- What you have to do -
Would you retype all of these records exactly?

- Material provided -

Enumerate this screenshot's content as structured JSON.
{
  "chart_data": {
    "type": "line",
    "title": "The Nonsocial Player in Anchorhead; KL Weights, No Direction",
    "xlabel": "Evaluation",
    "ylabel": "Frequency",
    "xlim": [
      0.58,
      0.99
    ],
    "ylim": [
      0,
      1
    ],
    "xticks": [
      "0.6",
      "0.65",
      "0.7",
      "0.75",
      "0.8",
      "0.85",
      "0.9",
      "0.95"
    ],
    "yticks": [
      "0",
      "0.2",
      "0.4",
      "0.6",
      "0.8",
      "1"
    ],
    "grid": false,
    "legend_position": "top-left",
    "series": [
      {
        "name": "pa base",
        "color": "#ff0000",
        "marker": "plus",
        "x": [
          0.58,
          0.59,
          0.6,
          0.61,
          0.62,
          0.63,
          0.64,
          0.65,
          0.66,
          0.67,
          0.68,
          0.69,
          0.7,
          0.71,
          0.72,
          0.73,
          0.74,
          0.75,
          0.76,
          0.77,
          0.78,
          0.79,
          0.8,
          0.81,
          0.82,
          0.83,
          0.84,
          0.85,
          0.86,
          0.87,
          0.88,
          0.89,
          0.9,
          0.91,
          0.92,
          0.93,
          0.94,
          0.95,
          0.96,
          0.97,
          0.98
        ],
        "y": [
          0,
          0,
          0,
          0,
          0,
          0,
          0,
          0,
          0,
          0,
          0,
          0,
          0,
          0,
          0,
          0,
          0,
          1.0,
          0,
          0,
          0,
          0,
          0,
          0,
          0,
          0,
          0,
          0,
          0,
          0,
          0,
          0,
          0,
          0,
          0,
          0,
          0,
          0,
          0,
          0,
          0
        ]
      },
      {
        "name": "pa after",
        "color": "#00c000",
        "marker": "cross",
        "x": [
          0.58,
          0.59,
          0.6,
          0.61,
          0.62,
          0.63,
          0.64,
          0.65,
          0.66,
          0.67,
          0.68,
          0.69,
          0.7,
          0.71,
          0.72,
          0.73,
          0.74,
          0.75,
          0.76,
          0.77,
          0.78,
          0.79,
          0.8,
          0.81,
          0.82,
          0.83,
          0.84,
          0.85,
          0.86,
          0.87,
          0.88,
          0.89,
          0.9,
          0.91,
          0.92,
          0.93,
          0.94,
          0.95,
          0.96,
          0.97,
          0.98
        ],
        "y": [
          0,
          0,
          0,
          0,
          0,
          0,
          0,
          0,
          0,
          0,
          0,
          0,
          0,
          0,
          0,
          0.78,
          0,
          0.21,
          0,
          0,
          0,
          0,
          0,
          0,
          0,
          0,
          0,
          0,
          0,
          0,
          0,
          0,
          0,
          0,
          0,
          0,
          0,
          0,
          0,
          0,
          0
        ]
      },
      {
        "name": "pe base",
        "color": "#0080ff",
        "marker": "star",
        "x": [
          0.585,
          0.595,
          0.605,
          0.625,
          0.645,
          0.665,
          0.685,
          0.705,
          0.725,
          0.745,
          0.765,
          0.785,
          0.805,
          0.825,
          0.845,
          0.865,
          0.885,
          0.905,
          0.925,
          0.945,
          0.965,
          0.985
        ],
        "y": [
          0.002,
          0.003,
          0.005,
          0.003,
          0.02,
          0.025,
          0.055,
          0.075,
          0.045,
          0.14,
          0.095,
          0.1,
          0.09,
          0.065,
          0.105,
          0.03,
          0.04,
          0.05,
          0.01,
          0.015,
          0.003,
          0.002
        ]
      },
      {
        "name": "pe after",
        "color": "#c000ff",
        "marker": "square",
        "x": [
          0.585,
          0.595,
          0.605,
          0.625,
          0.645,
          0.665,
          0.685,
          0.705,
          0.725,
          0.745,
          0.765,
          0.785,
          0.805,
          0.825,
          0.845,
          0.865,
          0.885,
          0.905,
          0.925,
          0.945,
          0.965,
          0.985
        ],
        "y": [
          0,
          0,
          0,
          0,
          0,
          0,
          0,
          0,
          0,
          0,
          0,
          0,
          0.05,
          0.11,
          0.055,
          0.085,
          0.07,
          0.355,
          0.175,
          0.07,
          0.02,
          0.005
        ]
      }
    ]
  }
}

- Complete answer -
Enumerate this screenshot's content as structured JSON.
{
  "chart_data": {
    "type": "line",
    "title": "The Nonsocial Player in Anchorhead; KL Weights, No Direction",
    "xlabel": "Evaluation",
    "ylabel": "Frequency",
    "xlim": [
      0.58,
      0.99
    ],
    "ylim": [
      0,
      1
    ],
    "xticks": [
      "0.6",
      "0.65",
      "0.7",
      "0.75",
      "0.8",
      "0.85",
      "0.9",
      "0.95"
    ],
    "yticks": [
      "0",
      "0.2",
      "0.4",
      "0.6",
      "0.8",
      "1"
    ],
    "grid": false,
    "legend_position": "top-left",
    "series": [
      {
        "name": "pa base",
        "color": "#ff0000",
        "marker": "plus",
        "x": [
          0.58,
          0.59,
          0.6,
          0.61,
          0.62,
          0.63,
          0.64,
          0.65,
          0.66,
          0.67,
          0.68,
          0.69,
          0.7,
          0.71,
          0.72,
          0.73,
          0.74,
          0.75,
          0.76,
          0.77,
          0.78,
          0.79,
          0.8,
          0.81,
          0.82,
          0.83,
          0.84,
          0.85,
          0.86,
          0.87,
          0.88,
          0.89,
          0.9,
          0.91,
          0.92,
          0.93,
          0.94,
          0.95,
          0.96,
          0.97,
          0.98
        ],
        "y": [
          0,
          0,
          0,
          0,
          0,
          0,
          0,
          0,
          0,
          0,
          0,
          0,
          0,
          0,
          0,
          0,
          0,
          1.0,
          0,
          0,
          0,
          0,
          0,
          0,
          0,
          0,
          0,
          0,
          0,
          0,
          0,
          0,
          0,
          0,
          0,
          0,
          0,
          0,
          0,
          0,
          0
        ]
      },
      {
        "name": "pa after",
        "color": "#00c000",
        "marker": "cross",
        "x": [
          0.58,
          0.59,
          0.6,
          0.61,
          0.62,
          0.63,
          0.64,
          0.65,
          0.66,
          0.67,
          0.68,
          0.69,
          0.7,
          0.71,
          0.72,
          0.73,
          0.74,
          0.75,
          0.76,
          0.77,
          0.78,
          0.79,
          0.8,
          0.81,
          0.82,
          0.83,
          0.84,
          0.85,
          0.86,
          0.87,
          0.88,
          0.89,
          0.9,
          0.91,
          0.92,
          0.93,
          0.94,
          0.95,
          0.96,
          0.97,
          0.98
        ],
        "y": [
          0,
          0,
          0,
          0,
          0,
          0,
          0,
          0,
          0,
          0,
          0,
          0,
          0,
          0,
          0,
          0.78,
          0,
          0.21,
          0,
          0,
          0,
          0,
          0,
          0,
          0,
          0,
          0,
          0,
          0,
          0,
          0,
          0,
          0,
          0,
          0,
          0,
          0,
          0,
          0,
          0,
          0
        ]
      },
      {
        "name": "pe base",
        "color": "#0080ff",
        "marker": "star",
        "x": [
          0.585,
          0.595,
          0.605,
          0.625,
          0.645,
          0.665,
          0.685,
          0.705,
          0.725,
          0.745,
          0.765,
          0.785,
          0.805,
          0.825,
          0.845,
          0.865,
          0.885,
          0.905,
          0.925,
          0.945,
          0.965,
          0.985
        ],
        "y": [
          0.002,
          0.003,
          0.005,
          0.003,
          0.02,
          0.025,
          0.055,
          0.075,
          0.045,
          0.14,
          0.095,
          0.1,
          0.09,
          0.065,
          0.105,
          0.03,
          0.04,
          0.05,
          0.01,
          0.015,
          0.003,
          0.002
        ]
      },
      {
        "name": "pe after",
        "color": "#c000ff",
        "marker": "square",
        "x": [
          0.585,
          0.595,
          0.605,
          0.625,
          0.645,
          0.665,
          0.685,
          0.705,
          0.725,
          0.745,
          0.765,
          0.785,
          0.805,
          0.825,
          0.845,
          0.865,
          0.885,
          0.905,
          0.925,
          0.945,
          0.965,
          0.985
        ],
        "y": [
          0,
          0,
          0,
          0,
          0,
          0,
          0,
          0,
          0,
          0,
          0,
          0,
          0.05,
          0.11,
          0.055,
          0.085,
          0.07,
          0.355,
          0.175,
          0.07,
          0.02,
          0.005
        ]
      }
    ]
  }
}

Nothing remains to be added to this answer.